> [Task objective] State how many lines in the rows below contain the string "legend", treating uppercase and lowercase as different. Give only the number.

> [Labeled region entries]
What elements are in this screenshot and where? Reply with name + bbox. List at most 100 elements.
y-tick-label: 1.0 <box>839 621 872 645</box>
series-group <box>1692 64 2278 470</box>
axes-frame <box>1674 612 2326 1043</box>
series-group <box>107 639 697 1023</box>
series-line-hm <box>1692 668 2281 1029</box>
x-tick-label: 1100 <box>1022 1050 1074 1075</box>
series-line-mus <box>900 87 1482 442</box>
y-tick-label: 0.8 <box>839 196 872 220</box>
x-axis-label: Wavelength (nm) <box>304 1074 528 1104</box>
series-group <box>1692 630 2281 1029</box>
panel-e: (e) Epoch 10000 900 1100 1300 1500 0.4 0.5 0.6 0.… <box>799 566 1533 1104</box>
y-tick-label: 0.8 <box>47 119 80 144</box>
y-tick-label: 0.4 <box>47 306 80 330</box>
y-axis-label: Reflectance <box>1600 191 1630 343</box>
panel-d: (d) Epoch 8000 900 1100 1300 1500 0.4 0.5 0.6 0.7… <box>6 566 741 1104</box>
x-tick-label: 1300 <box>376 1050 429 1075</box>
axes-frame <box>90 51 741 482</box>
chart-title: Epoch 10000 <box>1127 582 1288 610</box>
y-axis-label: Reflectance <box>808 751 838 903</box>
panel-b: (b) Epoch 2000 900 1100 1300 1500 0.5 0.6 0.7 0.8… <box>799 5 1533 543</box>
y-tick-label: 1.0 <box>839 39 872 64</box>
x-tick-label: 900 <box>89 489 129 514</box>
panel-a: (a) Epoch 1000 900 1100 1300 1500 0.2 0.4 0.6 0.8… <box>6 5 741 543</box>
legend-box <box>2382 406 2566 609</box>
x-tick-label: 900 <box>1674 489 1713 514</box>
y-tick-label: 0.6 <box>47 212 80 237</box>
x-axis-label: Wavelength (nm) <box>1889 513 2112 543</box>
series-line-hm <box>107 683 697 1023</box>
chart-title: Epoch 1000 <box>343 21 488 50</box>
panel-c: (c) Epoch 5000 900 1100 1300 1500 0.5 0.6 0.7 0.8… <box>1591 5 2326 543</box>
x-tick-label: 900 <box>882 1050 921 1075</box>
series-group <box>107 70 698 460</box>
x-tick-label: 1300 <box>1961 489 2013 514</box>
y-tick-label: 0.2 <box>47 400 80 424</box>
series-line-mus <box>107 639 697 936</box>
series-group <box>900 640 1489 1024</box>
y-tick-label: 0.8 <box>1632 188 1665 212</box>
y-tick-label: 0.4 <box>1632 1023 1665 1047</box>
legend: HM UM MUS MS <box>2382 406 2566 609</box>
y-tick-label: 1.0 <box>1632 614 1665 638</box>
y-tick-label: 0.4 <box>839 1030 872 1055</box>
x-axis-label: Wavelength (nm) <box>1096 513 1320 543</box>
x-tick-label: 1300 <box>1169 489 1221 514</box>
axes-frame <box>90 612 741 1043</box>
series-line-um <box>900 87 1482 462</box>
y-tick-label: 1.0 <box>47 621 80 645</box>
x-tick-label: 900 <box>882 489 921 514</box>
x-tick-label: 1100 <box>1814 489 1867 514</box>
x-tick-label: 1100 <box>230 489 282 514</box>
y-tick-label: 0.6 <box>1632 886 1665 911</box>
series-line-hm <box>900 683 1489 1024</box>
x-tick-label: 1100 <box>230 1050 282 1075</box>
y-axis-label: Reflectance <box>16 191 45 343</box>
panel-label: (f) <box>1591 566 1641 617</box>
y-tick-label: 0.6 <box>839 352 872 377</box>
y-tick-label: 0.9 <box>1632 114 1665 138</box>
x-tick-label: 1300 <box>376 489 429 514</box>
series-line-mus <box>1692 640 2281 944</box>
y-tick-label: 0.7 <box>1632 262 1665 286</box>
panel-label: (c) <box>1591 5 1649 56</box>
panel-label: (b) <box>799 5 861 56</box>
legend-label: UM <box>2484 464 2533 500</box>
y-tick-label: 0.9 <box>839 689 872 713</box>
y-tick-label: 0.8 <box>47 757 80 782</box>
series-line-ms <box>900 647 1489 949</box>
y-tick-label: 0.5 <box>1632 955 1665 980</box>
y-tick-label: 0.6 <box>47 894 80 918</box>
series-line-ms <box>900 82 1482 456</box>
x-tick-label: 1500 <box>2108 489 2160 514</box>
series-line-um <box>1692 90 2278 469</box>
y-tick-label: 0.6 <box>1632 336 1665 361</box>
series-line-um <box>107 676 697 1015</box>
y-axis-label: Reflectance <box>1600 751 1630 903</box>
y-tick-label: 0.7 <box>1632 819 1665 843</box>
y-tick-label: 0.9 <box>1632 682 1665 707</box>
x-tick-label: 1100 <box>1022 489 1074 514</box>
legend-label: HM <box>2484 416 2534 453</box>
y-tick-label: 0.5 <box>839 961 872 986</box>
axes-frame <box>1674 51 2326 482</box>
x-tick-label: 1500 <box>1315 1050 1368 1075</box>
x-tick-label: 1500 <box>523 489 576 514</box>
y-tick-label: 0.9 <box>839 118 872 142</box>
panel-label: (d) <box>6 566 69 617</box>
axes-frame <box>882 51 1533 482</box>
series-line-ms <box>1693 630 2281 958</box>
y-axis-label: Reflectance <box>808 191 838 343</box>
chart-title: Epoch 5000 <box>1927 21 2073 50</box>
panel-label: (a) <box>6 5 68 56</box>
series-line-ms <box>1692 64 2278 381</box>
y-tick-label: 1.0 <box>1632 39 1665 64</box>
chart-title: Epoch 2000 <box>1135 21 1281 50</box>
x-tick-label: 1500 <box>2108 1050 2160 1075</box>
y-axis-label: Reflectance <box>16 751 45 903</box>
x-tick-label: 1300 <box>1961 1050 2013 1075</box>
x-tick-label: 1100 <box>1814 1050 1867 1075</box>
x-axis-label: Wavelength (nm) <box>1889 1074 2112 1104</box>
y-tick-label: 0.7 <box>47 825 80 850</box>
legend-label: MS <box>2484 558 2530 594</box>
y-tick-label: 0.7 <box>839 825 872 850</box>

> [Problem solution] 5